Exercise: Filter the data below for the string "this" and copy each matching line.

start Data listing

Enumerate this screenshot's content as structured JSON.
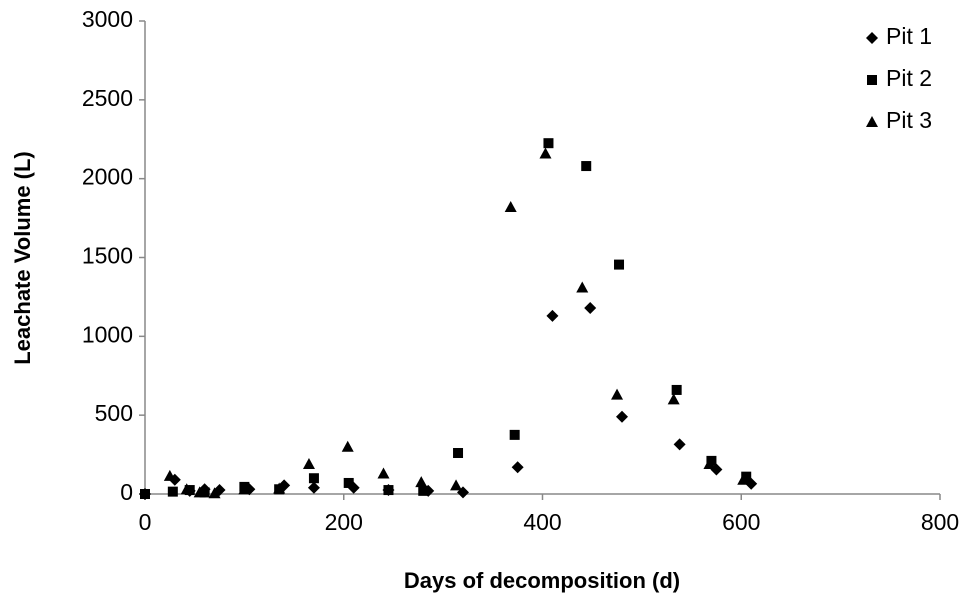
{
  "chart_data": {
    "type": "scatter",
    "x_label": "Days of decomposition (d)",
    "y_label": "Leachate Volume (L)",
    "xlim": [
      0,
      800
    ],
    "xticks": [
      0,
      200,
      400,
      600,
      800
    ],
    "ylim": [
      0,
      3000
    ],
    "yticks": [
      0,
      500,
      1000,
      1500,
      2000,
      2500,
      3000
    ],
    "grid": false,
    "legend": "top-right",
    "series": [
      {
        "name": "Pit 1",
        "color": "#000000",
        "marker": "diamond",
        "x": [
          0,
          30,
          45,
          60,
          75,
          105,
          140,
          170,
          210,
          245,
          285,
          320,
          375,
          410,
          448,
          480,
          538,
          575,
          610
        ],
        "values": [
          0,
          90,
          20,
          30,
          25,
          30,
          55,
          40,
          40,
          25,
          20,
          10,
          170,
          1130,
          1180,
          490,
          315,
          155,
          65
        ]
      },
      {
        "name": "Pit 2",
        "color": "#000000",
        "marker": "square",
        "x": [
          0,
          28,
          45,
          60,
          100,
          135,
          170,
          205,
          245,
          280,
          315,
          372,
          406,
          444,
          477,
          535,
          570,
          605
        ],
        "values": [
          0,
          15,
          25,
          10,
          45,
          30,
          100,
          70,
          25,
          20,
          260,
          375,
          2225,
          2080,
          1455,
          660,
          210,
          110
        ]
      },
      {
        "name": "Pit 3",
        "color": "#000000",
        "marker": "triangle",
        "x": [
          25,
          42,
          55,
          70,
          100,
          135,
          165,
          204,
          240,
          278,
          313,
          368,
          403,
          440,
          475,
          532,
          568,
          602
        ],
        "values": [
          115,
          30,
          10,
          5,
          30,
          35,
          190,
          300,
          130,
          75,
          55,
          1820,
          2160,
          1310,
          630,
          600,
          190,
          90
        ]
      }
    ]
  }
}
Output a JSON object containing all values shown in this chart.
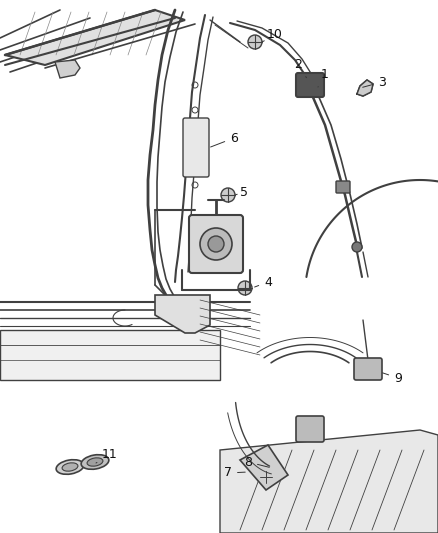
{
  "bg_color": "#ffffff",
  "line_color": "#404040",
  "label_color": "#111111",
  "fig_width": 4.38,
  "fig_height": 5.33,
  "dpi": 100
}
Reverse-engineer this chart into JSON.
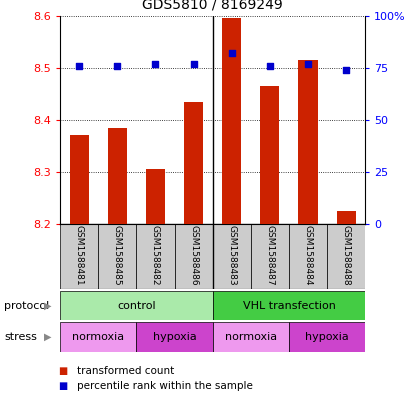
{
  "title": "GDS5810 / 8169249",
  "samples": [
    "GSM1588481",
    "GSM1588485",
    "GSM1588482",
    "GSM1588486",
    "GSM1588483",
    "GSM1588487",
    "GSM1588484",
    "GSM1588488"
  ],
  "bar_values": [
    8.37,
    8.385,
    8.305,
    8.435,
    8.595,
    8.465,
    8.515,
    8.225
  ],
  "bar_bottom": 8.2,
  "percentile_values": [
    76,
    76,
    77,
    77,
    82,
    76,
    77,
    74
  ],
  "percentile_scale_max": 100,
  "ylim_left": [
    8.2,
    8.6
  ],
  "ylim_right": [
    0,
    100
  ],
  "yticks_left": [
    8.2,
    8.3,
    8.4,
    8.5,
    8.6
  ],
  "yticks_right": [
    0,
    25,
    50,
    75,
    100
  ],
  "ytick_labels_right": [
    "0",
    "25",
    "50",
    "75",
    "100%"
  ],
  "bar_color": "#cc2200",
  "dot_color": "#0000cc",
  "protocol_groups": [
    {
      "label": "control",
      "start": 0,
      "end": 4,
      "color": "#aaeaaa"
    },
    {
      "label": "VHL transfection",
      "start": 4,
      "end": 8,
      "color": "#44cc44"
    }
  ],
  "stress_groups": [
    {
      "label": "normoxia",
      "start": 0,
      "end": 2,
      "color": "#ee99ee"
    },
    {
      "label": "hypoxia",
      "start": 2,
      "end": 4,
      "color": "#cc44cc"
    },
    {
      "label": "normoxia",
      "start": 4,
      "end": 6,
      "color": "#ee99ee"
    },
    {
      "label": "hypoxia",
      "start": 6,
      "end": 8,
      "color": "#cc44cc"
    }
  ],
  "label_protocol": "protocol",
  "label_stress": "stress",
  "sample_area_color": "#cccccc",
  "bar_width": 0.5,
  "fig_width": 4.15,
  "fig_height": 3.93,
  "fig_dpi": 100
}
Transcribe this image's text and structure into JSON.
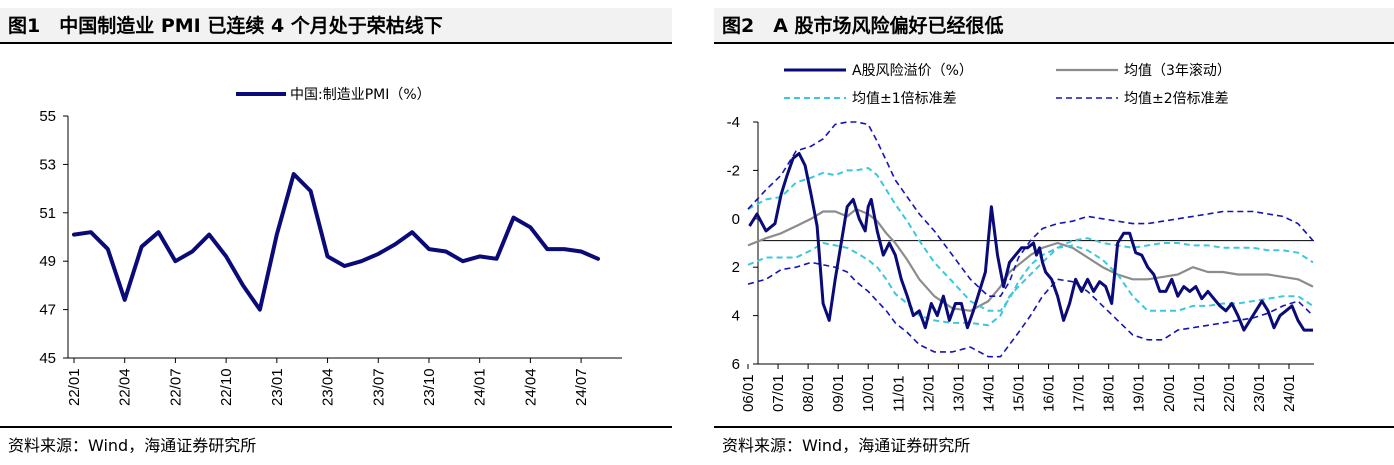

end Data listing

Exercise answer:
Enumerate this screenshot's content as structured JSON.
Output a JSON object containing all values shown in this chart.
Reverse-engineer this chart into JSON.
Transcribe this image's text and structure into JSON.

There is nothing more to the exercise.